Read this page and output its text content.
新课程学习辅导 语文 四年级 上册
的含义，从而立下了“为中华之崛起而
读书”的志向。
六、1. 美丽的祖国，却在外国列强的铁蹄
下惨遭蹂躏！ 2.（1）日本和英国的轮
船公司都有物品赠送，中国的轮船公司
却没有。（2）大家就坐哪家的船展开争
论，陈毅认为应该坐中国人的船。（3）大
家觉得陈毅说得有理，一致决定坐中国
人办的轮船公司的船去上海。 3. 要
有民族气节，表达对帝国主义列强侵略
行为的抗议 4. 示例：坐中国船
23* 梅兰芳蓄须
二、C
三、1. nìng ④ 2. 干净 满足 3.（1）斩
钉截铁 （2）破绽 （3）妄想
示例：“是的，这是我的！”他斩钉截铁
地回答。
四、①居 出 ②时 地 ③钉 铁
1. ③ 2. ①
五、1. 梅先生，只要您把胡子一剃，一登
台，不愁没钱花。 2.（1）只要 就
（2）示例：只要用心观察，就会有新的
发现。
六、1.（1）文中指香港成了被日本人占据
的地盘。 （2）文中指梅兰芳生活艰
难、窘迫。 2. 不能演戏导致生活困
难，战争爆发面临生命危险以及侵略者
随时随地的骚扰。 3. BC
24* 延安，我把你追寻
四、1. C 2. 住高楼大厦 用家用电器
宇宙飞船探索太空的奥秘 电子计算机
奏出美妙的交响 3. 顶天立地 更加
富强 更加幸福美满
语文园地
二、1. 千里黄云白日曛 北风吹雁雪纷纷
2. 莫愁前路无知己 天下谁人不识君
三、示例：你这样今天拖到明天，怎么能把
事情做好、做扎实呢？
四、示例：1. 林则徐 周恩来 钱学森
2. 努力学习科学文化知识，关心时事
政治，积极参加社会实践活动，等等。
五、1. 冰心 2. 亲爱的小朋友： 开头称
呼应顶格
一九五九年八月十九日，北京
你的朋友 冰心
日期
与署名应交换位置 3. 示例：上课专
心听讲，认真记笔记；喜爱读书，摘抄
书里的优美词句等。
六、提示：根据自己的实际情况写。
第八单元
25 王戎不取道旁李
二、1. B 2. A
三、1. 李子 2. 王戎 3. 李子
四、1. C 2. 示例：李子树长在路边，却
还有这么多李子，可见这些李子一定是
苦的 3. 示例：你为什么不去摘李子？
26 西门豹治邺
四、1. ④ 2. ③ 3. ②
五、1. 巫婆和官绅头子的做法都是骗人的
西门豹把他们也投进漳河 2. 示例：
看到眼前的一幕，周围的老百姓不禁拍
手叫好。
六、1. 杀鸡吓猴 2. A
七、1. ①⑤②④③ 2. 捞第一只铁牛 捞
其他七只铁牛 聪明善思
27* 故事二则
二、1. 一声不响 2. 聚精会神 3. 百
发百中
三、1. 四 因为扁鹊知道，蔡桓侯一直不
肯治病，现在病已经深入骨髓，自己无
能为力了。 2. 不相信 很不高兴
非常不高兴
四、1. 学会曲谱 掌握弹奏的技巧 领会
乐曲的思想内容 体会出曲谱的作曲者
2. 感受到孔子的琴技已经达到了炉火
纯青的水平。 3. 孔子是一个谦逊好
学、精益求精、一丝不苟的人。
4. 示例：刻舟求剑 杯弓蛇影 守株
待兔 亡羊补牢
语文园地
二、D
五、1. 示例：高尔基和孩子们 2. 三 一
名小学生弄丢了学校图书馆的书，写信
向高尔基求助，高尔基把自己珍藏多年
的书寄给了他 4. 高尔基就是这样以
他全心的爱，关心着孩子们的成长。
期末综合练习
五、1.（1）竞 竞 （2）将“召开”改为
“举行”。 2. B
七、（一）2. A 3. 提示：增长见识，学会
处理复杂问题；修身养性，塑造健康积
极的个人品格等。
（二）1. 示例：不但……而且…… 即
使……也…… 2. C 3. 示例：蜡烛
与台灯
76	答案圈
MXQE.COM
——————————
### [EXERCISE DETAILS]
Every entry above needs to be quoted exactly.

### [COMPLETED EXERCISE]
Read this page and output its text content.
新课程学习辅导 语文 四年级 上册
的含义，从而立下了“为中华之崛起而
读书”的志向。
六、1. 美丽的祖国，却在外国列强的铁蹄
下惨遭蹂躏！ 2.（1）日本和英国的轮
船公司都有物品赠送，中国的轮船公司
却没有。（2）大家就坐哪家的船展开争
论，陈毅认为应该坐中国人的船。（3）大
家觉得陈毅说得有理，一致决定坐中国
人办的轮船公司的船去上海。 3. 要
有民族气节，表达对帝国主义列强侵略
行为的抗议 4. 示例：坐中国船
23* 梅兰芳蓄须
二、C
三、1. nìng ④ 2. 干净 满足 3.（1）斩
钉截铁 （2）破绽 （3）妄想
示例：“是的，这是我的！”他斩钉截铁
地回答。
四、①居 出 ②时 地 ③钉 铁
1. ③ 2. ①
五、1. 梅先生，只要您把胡子一剃，一登
台，不愁没钱花。 2.（1）只要 就
（2）示例：只要用心观察，就会有新的
发现。
六、1.（1）文中指香港成了被日本人占据
的地盘。 （2）文中指梅兰芳生活艰
难、窘迫。 2. 不能演戏导致生活困
难，战争爆发面临生命危险以及侵略者
随时随地的骚扰。 3. BC
24* 延安，我把你追寻
四、1. C 2. 住高楼大厦 用家用电器
宇宙飞船探索太空的奥秘 电子计算机
奏出美妙的交响 3. 顶天立地 更加
富强 更加幸福美满
语文园地
二、1. 千里黄云白日曛 北风吹雁雪纷纷
2. 莫愁前路无知己 天下谁人不识君
三、示例：你这样今天拖到明天，怎么能把
事情做好、做扎实呢？
四、示例：1. 林则徐 周恩来 钱学森
2. 努力学习科学文化知识，关心时事
政治，积极参加社会实践活动，等等。
五、1. 冰心 2. 亲爱的小朋友： 开头称
呼应顶格
一九五九年八月十九日，北京
你的朋友 冰心
日期
与署名应交换位置 3. 示例：上课专
心听讲，认真记笔记；喜爱读书，摘抄
书里的优美词句等。
六、提示：根据自己的实际情况写。
第八单元
25 王戎不取道旁李
二、1. B 2. A
三、1. 李子 2. 王戎 3. 李子
四、1. C 2. 示例：李子树长在路边，却
还有这么多李子，可见这些李子一定是
苦的 3. 示例：你为什么不去摘李子？
26 西门豹治邺
四、1. ④ 2. ③ 3. ②
五、1. 巫婆和官绅头子的做法都是骗人的
西门豹把他们也投进漳河 2. 示例：
看到眼前的一幕，周围的老百姓不禁拍
手叫好。
六、1. 杀鸡吓猴 2. A
七、1. ①⑤②④③ 2. 捞第一只铁牛 捞
其他七只铁牛 聪明善思
27* 故事二则
二、1. 一声不响 2. 聚精会神 3. 百
发百中
三、1. 四 因为扁鹊知道，蔡桓侯一直不
肯治病，现在病已经深入骨髓，自己无
能为力了。 2. 不相信 很不高兴
非常不高兴
四、1. 学会曲谱 掌握弹奏的技巧 领会
乐曲的思想内容 体会出曲谱的作曲者
2. 感受到孔子的琴技已经达到了炉火
纯青的水平。 3. 孔子是一个谦逊好
学、精益求精、一丝不苟的人。
4. 示例：刻舟求剑 杯弓蛇影 守株
待兔 亡羊补牢
语文园地
二、D
五、1. 示例：高尔基和孩子们 2. 三 一
名小学生弄丢了学校图书馆的书，写信
向高尔基求助，高尔基把自己珍藏多年
的书寄给了他 4. 高尔基就是这样以
他全心的爱，关心着孩子们的成长。
期末综合练习
五、1.（1）竞 竞 （2）将“召开”改为
“举行”。 2. B
七、（一）2. A 3. 提示：增长见识，学会
处理复杂问题；修身养性，塑造健康积
极的个人品格等。
（二）1. 示例：不但……而且…… 即
使……也…… 2. C 3. 示例：蜡烛
与台灯
76	答案圈
MXQE.COM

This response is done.